TASK DESCRIPTION. Locate the line that contains "What does this". Print it and each following line through the end of the listing, verbatim, and nothing more.

+ + + + +

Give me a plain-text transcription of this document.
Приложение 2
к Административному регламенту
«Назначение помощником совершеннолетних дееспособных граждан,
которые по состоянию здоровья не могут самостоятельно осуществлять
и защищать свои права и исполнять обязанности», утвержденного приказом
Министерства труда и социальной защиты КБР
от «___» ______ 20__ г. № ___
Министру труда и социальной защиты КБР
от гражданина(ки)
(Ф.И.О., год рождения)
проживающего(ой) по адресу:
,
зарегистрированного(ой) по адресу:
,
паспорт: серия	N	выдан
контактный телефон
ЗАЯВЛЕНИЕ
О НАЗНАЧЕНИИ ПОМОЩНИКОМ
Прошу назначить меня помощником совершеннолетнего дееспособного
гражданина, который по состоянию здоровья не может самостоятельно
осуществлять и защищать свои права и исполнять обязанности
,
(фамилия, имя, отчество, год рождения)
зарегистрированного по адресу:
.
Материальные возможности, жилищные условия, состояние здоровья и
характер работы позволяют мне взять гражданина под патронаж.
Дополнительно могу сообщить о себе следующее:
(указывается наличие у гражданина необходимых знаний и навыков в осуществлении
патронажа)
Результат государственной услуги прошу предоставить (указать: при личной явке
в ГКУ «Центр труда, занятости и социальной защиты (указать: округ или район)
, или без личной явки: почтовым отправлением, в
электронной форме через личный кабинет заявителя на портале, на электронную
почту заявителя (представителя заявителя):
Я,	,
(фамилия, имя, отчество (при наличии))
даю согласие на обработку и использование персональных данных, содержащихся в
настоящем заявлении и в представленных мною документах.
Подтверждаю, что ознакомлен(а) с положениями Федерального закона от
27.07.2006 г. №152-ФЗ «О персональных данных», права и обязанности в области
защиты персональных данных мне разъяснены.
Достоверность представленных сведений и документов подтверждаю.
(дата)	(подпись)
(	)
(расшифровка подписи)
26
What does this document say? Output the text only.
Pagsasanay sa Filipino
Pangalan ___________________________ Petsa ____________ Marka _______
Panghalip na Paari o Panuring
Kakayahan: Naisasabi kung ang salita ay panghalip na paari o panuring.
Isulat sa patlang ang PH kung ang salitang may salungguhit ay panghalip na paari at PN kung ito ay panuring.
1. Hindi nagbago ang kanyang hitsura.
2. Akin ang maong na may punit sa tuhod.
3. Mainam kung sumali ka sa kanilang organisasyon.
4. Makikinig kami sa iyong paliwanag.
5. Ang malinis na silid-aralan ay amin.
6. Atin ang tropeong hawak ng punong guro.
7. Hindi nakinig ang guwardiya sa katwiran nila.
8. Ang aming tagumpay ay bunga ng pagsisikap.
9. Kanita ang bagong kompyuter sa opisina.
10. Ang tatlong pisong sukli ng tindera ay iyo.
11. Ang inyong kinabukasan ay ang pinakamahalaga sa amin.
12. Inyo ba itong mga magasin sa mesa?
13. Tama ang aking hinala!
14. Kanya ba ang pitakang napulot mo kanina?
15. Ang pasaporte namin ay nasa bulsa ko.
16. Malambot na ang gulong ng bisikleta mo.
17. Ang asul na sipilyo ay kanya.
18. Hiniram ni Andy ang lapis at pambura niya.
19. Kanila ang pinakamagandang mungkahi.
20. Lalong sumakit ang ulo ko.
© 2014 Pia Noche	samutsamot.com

+ + + + +

EXPECTED ANSWER.
What does this document say? Output the text only.
Pagsasanay sa Filipino
Pangalan ___________________________ Petsa ____________ Marka _______
Panghalip na Paari o Panuring
Kakayahan: Naisasabi kung ang salita ay panghalip na paari o panuring.
Isulat sa patlang ang PH kung ang salitang may salungguhit ay panghalip na paari at PN kung ito ay panuring.
1. Hindi nagbago ang kanyang hitsura.
2. Akin ang maong na may punit sa tuhod.
3. Mainam kung sumali ka sa kanilang organisasyon.
4. Makikinig kami sa iyong paliwanag.
5. Ang malinis na silid-aralan ay amin.
6. Atin ang tropeong hawak ng punong guro.
7. Hindi nakinig ang guwardiya sa katwiran nila.
8. Ang aming tagumpay ay bunga ng pagsisikap.
9. Kanita ang bagong kompyuter sa opisina.
10. Ang tatlong pisong sukli ng tindera ay iyo.
11. Ang inyong kinabukasan ay ang pinakamahalaga sa amin.
12. Inyo ba itong mga magasin sa mesa?
13. Tama ang aking hinala!
14. Kanya ba ang pitakang napulot mo kanina?
15. Ang pasaporte namin ay nasa bulsa ko.
16. Malambot na ang gulong ng bisikleta mo.
17. Ang asul na sipilyo ay kanya.
18. Hiniram ni Andy ang lapis at pambura niya.
19. Kanila ang pinakamagandang mungkahi.
20. Lalong sumakit ang ulo ko.
© 2014 Pia Noche	samutsamot.com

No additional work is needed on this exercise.